* _ФРАГМЕНТ ДОКУМЕНТА_
-- -- --
(Мис)Коммуникация
с Родиной
(Mis)Communication
with the Homeland
Елена
Сорокина/ Евгений Фикс
Elena
Sorokina/Yevgeniy Fiks
Глядя
с позиции представителя свежего
эмиграционного поколения, занятие
искусствоведением диаспор и миграций
чревато повторением давно известного,
а особенно в Российском контексте
богатом как одними так и другими. Чтобы
избежать вписывания в распространенные
образы двойных присутствий либо двойных
отсутствий, а также ностальгического
взирания через окно в Европу на рябиновый
куст, находясь в пути на должность
посланца Востока на Западе у которого,
как известно, Российское подсознание
- я решила поступить менее возвышенно
и более прагматично. Во первых, учитывая
фрагментарность опыта, провести диалог
или, можно даже сказать, объмен репликами
с художником Евгением Фиксом, и во
вторых, наряду с необходимой субъективностью,
все же исходить из фактов- выставок,
книг, конкретных работ которые были
важны в период с середины 90х до сегодняшнего
дня.
ЕС.
В отличие от поколения Кабакова, которое
уезжало, собственно говоря, в современное
искусство на место жительства, так
называемая пост-диаспора ехала в
конкретные страны и очень часто художники
и кураторы поступали в различные
художественные учебные заведения. Это
приводило к тому что советские
системообразующие мифы, как "конформистские"
так и нон-конформистские, не пересказывались
в экстазе устного коллективного
творчества Западной публике внимающей
повествованиям (пост) Советского Другого,
а изучались под руководством Западных
профессоров, не склонных ни к экстазу
ни к ностальгии. На мой взгляд,
приставка "пост" в "пост диаспоре"
означает как отрицание так и
преемственность, а также отсылает ко
временам постмодернизма в его
посткоммунистическом летоисчислении
- он поселился в сознании большинства
российских художников 90х уже сдавая
позиции и отступая с Западных
интеллектуальных фронтов. Помимо
вышеобозначенных, существовала и масса
других несинхронностей как с предыдущей
"волной" так и с Российским миром
искусства, о которых речь пойдет ниже.
-- -- --
* _ЗАДАНИЕ A_
Воспроизведите дословно записи от самого их начала до строки, содержащей «rmse-point bbox=[506, 245, 513, 252]», включая обе границы.
-- -- --
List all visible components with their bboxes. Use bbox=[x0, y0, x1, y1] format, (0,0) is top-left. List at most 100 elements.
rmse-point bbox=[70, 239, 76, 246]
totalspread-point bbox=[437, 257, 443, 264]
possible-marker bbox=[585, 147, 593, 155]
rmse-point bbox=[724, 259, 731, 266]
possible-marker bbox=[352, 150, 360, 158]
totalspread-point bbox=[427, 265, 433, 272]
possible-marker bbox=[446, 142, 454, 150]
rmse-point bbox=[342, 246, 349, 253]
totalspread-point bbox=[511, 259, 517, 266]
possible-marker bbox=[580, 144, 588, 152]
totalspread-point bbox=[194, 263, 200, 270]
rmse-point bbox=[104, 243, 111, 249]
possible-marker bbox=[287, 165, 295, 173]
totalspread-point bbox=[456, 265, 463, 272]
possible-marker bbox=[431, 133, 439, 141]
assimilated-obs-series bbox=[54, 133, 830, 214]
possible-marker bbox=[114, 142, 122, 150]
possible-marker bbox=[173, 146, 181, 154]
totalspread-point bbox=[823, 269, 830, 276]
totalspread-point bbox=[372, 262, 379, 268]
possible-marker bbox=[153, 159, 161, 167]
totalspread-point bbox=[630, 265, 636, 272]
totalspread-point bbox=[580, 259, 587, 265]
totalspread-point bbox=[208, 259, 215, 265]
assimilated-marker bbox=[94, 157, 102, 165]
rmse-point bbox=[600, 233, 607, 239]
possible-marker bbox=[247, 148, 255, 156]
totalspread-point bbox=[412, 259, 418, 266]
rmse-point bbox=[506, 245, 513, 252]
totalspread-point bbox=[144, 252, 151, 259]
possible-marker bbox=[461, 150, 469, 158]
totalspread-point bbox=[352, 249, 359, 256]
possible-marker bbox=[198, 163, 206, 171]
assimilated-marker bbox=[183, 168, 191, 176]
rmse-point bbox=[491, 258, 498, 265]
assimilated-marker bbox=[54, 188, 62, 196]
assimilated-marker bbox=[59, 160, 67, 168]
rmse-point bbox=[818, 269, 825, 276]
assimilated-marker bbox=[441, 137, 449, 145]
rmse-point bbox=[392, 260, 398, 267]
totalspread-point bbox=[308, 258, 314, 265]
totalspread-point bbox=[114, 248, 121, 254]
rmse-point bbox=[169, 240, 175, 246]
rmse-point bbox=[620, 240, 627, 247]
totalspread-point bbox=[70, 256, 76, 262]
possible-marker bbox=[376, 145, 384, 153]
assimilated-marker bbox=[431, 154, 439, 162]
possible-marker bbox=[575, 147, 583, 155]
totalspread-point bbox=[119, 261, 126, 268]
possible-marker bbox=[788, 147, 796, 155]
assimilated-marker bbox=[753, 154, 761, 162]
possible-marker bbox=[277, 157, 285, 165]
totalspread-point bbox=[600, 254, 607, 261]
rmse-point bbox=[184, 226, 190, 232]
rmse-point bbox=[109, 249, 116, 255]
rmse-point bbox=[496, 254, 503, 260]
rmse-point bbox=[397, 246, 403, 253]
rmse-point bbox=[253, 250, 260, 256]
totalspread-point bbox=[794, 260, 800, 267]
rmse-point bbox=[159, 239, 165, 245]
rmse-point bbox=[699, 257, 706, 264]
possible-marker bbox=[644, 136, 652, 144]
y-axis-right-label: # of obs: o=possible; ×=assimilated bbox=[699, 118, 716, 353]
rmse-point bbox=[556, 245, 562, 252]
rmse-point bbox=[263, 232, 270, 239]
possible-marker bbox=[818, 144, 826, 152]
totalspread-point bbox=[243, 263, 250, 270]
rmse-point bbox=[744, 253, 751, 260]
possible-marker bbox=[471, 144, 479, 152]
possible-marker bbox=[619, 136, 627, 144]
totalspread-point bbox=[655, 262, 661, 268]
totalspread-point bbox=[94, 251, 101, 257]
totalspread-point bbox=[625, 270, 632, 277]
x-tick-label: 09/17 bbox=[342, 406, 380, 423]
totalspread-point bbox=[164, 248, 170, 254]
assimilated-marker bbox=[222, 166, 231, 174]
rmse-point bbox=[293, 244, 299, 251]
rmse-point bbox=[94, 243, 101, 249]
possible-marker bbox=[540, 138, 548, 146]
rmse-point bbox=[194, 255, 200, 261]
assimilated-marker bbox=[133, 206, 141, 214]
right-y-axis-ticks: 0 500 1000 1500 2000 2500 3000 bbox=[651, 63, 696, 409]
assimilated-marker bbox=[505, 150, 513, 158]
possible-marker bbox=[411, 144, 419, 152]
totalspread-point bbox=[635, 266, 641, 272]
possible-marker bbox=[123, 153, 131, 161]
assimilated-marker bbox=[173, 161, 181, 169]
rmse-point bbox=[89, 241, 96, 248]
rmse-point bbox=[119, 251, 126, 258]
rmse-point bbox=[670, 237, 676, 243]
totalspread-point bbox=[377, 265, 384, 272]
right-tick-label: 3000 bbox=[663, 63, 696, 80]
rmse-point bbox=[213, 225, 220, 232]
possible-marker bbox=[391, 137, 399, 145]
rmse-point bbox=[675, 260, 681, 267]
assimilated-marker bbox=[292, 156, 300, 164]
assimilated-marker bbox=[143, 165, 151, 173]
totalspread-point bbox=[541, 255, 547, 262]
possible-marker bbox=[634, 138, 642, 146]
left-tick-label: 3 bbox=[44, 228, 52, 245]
-- -- --
* _ЗАДАНИЕ B_
Почему, согласно фрагменту документа, пост-диаспора не пересказывала советские системообразующие мифы западной публике, а изучала их под руководством западных профессоров?

* _РЕШЕНИЕ ЗАДАНИЯ A_
List all visible components with their bboxes. Use bbox=[x0, y0, x1, y1] format, (0,0) is top-left. List at most 100 elements.
rmse-point bbox=[70, 239, 76, 246]
totalspread-point bbox=[437, 257, 443, 264]
possible-marker bbox=[585, 147, 593, 155]
rmse-point bbox=[724, 259, 731, 266]
possible-marker bbox=[352, 150, 360, 158]
totalspread-point bbox=[427, 265, 433, 272]
possible-marker bbox=[446, 142, 454, 150]
rmse-point bbox=[342, 246, 349, 253]
totalspread-point bbox=[511, 259, 517, 266]
possible-marker bbox=[580, 144, 588, 152]
totalspread-point bbox=[194, 263, 200, 270]
rmse-point bbox=[104, 243, 111, 249]
possible-marker bbox=[287, 165, 295, 173]
totalspread-point bbox=[456, 265, 463, 272]
possible-marker bbox=[431, 133, 439, 141]
assimilated-obs-series bbox=[54, 133, 830, 214]
possible-marker bbox=[114, 142, 122, 150]
possible-marker bbox=[173, 146, 181, 154]
totalspread-point bbox=[823, 269, 830, 276]
totalspread-point bbox=[372, 262, 379, 268]
possible-marker bbox=[153, 159, 161, 167]
totalspread-point bbox=[630, 265, 636, 272]
totalspread-point bbox=[580, 259, 587, 265]
totalspread-point bbox=[208, 259, 215, 265]
assimilated-marker bbox=[94, 157, 102, 165]
rmse-point bbox=[600, 233, 607, 239]
possible-marker bbox=[247, 148, 255, 156]
totalspread-point bbox=[412, 259, 418, 266]
rmse-point bbox=[506, 245, 513, 252]

* _РЕШЕНИЕ ЗАДАНИЯ B_
Поколение Кабакова уезжало в современное искусство как таковое. Пост-диаспора же ехала в конкретные страны, и её художники и кураторы очень часто поступали в художественные учебные заведения. Поэтому эти мифы там изучались под руководством западных профессоров, не склонных ни к экстазу, ни к ностальгии.